## [Passage shown]

So what: Claims data flows from the platform into Excel, then into board-level strategic planning. This reveals two things. First, Phil is the single person responsible for translating raw claims data into executive intelligence — there’s no data team or analyst layer between the platform and the boardroom. Second, the board consumes procedure volume trends quarterly, which means CDL’s strategic planning cadence is quarterly, and data accuracy directly affects board-level decision-making. If Phil doesn’t trust the data, he can’t put it in front of the board. This is why he blocks rollout on data quality — his personal credibility with the board is on the line. The quarterly cadence also suggests CDL’s platform evaluation isn’t urgent by days but operates on a quarterly planning horizon.
Speaker credibility: Phil, describing his own process. Factual. Scope: Company-wide — board reporting affects strategic direction. Motion: Both.
4. Duplicate accounts in private practice data force manual consolidation
What: Phil: “If you’re a naive sales rep and you want to call on a high volume account, obviously, I want to see the volume bucketed together.” The private practice data contains duplicates that dilute true volumes across multiple entries for what is functionally the same practice.
So what: Private practice claims data has an account attribution problem that health system data doesn’t (or has differently). A single cardiology practice might appear under multiple entries — different NPIs, different TINs, different location addresses — each showing a fraction of the true volume. A rep looking at the list might skip what appears to be a 200-procedure practice, not realizing it’s actually an 800-procedure practice split across four entries. This creates a specific data quality problem for the private practice motion: CDL needs a consolidated view where volumes from the same practice are bucketed together. Phil is doing this consolidation manually, which means he’s the bottleneck for clean private practice targeting data. Automating this consolidation (or fixing the attribution) directly unblocks the private practice team’s ability to self-serve targeting data.
Speaker credibility: Phil, describing a known data issue he manually works around. High. Scope: Primarily private practice motion — private practices have more naming/NPI fragmentation than hospitals. Motion: Private practice team.

## [Work instruction 1]
Print the stretch of the notes on CDL's claims data from "So what: Claims" through "quarterly planning horizon.".
## [Work instruction 2]
In the notes on CDL's claims data, how often does the board consume procedure volume trends?
## [Work instruction 3]
Go on with the notes on CDL's claims data from the point where they stop.

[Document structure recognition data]
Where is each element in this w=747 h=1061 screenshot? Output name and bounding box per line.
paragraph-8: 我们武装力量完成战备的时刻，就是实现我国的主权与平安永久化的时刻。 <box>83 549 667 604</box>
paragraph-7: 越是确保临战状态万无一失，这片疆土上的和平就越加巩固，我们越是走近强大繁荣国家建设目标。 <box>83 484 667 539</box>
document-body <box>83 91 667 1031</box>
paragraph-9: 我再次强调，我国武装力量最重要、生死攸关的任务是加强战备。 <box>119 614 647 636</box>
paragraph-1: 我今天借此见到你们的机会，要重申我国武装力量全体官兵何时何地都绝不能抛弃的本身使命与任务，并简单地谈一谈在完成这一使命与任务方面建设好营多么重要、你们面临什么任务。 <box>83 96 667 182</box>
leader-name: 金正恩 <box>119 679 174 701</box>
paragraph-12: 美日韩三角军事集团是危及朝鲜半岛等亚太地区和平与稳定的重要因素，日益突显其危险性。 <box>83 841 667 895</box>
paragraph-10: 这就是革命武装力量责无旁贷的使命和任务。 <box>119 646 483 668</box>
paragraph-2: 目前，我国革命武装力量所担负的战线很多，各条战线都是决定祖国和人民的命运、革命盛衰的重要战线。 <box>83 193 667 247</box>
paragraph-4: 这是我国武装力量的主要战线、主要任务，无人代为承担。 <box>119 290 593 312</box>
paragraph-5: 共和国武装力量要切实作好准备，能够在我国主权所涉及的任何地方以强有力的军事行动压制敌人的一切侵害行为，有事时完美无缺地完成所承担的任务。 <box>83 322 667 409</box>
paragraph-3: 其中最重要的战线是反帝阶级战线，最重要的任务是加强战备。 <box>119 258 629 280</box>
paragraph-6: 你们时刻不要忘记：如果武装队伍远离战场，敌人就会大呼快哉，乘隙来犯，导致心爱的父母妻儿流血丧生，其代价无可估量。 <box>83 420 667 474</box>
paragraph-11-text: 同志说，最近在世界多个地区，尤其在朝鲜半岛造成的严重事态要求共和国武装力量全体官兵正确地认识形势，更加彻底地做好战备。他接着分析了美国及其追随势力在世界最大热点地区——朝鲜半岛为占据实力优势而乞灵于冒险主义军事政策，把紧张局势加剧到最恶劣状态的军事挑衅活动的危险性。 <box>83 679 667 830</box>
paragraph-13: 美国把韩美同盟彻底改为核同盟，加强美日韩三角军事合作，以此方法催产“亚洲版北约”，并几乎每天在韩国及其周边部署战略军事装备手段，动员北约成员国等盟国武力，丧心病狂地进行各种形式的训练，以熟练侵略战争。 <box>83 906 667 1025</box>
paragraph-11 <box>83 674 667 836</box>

## [Answer 1]
So what: Claims data flows from the platform into Excel, then into board-level strategic planning. This reveals two things. First, Phil is the single person responsible for translating raw claims data into executive intelligence — there’s no data team or analyst layer between the platform and the boardroom. Second, the board consumes procedure volume trends quarterly, which means CDL’s strategic planning cadence is quarterly, and data accuracy directly affects board-level decision-making. If Phil doesn’t trust the data, he can’t put it in front of the board. This is why he blocks rollout on data quality — his personal credibility with the board is on the line. The quarterly cadence also suggests CDL’s platform evaluation isn’t urgent by days but operates on a quarterly planning horizon.

## [Answer 2]
Quarterly.

## [Answer 3]
5. The Acuity relationship has deteriorated to the point of active hostility
What: Phil: “I don’t know if I believe anything they say today because they pretty much hate me now.” The red-lined agreement from CDL’s internal counsel is already prepared for MedScout, suggesting the switch is a when-not-if decision.
So what: CDL’s previous data vendor (AcuityMD) relationship has broken down. Phil’s language (“pretty much hate me”) suggests this isn’t just commercial dissatisfaction — the interpersonal relationship between CDL and Acuity is adversarial. CDL already has legal counsel reviewing the MedScout agreement. This means CDL’s platform switch isn’t a competitive evaluation where they might stay with the incumbent — the incumbent is effectively ruled out. MedScout’s real competition is CDL’s willingness to switch at all, not AcuityMD winning them back. The data validation exercise Phil is running is the last gate before a decision that’s already been made directionally.
Speaker credibility: Phil, describing a vendor relationship. Firsthand. High. Scope: Company-wide vendor decision. Motion: Both.
Transcription Notes
- Ronald Miller — appears in participant list but his role at CDL is unclear from this transcript. Possibly data/analytics or operations given the data-focused nature of the call.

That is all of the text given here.